Copy out each line containing "California" from the entries below.

Dataset entries:
>> BEGIN

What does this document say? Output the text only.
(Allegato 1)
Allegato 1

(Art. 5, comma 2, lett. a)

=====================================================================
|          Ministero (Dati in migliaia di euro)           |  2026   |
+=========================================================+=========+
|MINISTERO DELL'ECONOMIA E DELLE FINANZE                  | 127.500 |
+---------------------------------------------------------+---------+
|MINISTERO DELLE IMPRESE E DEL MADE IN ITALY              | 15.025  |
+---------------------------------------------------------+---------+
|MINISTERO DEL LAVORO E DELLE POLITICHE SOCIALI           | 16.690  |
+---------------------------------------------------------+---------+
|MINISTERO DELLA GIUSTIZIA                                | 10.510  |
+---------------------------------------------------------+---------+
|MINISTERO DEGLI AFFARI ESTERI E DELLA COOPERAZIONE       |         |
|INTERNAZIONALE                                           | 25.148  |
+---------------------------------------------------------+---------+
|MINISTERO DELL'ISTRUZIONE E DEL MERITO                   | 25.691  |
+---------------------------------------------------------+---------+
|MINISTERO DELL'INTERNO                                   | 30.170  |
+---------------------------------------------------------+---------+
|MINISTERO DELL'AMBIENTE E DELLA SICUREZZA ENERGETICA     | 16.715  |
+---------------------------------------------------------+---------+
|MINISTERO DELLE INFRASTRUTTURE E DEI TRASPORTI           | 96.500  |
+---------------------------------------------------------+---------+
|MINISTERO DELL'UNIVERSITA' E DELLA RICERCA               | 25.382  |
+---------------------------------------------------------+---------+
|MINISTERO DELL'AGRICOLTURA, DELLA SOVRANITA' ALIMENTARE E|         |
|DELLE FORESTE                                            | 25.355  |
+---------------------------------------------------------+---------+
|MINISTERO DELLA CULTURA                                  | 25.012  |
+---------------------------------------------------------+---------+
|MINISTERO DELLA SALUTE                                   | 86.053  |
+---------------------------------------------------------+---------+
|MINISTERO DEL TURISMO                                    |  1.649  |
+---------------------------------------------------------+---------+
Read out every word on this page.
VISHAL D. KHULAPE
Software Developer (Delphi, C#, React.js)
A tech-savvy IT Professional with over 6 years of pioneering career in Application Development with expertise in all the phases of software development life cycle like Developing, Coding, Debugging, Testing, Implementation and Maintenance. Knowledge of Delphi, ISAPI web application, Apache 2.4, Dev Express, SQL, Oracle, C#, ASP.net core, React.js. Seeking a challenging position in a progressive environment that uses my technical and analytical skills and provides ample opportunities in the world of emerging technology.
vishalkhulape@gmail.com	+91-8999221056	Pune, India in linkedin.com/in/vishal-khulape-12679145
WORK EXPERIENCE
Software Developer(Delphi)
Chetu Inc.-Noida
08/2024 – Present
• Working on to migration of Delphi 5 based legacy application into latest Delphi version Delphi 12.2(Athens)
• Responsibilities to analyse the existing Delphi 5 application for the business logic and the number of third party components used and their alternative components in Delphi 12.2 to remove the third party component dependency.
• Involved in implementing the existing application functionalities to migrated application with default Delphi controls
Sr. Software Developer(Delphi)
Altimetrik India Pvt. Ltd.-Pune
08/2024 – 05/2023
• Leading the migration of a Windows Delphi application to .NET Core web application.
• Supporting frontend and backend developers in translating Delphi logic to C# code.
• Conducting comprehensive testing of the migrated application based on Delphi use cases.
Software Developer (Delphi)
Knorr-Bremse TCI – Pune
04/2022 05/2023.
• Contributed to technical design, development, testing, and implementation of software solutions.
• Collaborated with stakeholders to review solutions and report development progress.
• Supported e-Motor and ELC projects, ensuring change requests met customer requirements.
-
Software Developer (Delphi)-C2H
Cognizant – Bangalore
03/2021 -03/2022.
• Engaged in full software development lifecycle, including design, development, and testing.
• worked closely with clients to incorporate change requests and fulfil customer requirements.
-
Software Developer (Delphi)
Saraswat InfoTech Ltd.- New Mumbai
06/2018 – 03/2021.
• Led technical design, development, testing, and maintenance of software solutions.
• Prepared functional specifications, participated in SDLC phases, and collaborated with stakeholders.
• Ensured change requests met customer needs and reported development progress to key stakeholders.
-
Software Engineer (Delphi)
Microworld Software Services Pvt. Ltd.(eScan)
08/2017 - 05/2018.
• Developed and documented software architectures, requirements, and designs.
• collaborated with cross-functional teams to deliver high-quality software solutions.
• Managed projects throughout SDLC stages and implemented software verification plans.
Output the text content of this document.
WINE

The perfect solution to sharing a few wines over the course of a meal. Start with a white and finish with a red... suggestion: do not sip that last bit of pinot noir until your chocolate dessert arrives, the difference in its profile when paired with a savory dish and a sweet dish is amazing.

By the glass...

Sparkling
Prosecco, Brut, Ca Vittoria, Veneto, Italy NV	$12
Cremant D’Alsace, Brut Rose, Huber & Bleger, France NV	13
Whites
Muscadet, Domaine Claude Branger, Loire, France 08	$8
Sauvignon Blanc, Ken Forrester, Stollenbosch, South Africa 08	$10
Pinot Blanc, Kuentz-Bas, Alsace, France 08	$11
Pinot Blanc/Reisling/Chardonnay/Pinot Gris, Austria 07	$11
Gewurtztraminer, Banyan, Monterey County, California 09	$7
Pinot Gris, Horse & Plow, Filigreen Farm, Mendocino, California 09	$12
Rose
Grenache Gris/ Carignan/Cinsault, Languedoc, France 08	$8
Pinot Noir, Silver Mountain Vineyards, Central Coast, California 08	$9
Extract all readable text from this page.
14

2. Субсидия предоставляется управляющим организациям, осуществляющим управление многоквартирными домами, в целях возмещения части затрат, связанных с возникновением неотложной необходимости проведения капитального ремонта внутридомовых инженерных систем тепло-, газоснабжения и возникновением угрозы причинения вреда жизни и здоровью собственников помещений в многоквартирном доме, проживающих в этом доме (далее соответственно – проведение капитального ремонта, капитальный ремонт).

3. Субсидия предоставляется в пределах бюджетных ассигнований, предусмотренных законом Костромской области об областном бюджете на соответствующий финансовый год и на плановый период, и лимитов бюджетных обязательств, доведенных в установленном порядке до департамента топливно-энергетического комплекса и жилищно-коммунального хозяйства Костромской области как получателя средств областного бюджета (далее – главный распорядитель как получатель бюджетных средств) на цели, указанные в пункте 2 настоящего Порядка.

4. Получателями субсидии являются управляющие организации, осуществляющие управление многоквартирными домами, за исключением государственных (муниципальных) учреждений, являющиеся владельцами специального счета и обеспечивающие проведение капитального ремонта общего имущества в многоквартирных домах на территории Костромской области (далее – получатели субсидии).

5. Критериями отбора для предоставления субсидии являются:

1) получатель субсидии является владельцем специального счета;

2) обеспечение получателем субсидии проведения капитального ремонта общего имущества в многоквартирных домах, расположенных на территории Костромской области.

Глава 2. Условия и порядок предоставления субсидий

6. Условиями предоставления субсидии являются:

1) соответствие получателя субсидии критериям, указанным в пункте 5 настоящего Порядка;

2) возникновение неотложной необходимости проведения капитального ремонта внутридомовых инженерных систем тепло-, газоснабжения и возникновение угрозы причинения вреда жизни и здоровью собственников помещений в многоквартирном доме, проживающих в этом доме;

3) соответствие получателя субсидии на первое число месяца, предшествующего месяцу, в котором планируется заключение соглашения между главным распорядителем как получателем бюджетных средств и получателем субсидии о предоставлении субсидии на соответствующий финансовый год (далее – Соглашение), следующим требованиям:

>> END

▸ COMPLETE RESPONSE:
Gewurtztraminer, Banyan, Monterey County, California 09	$7
Pinot Gris, Horse & Plow, Filigreen Farm, Mendocino, California 09	$12
Pinot Noir, Silver Mountain Vineyards, Central Coast, California 08	$9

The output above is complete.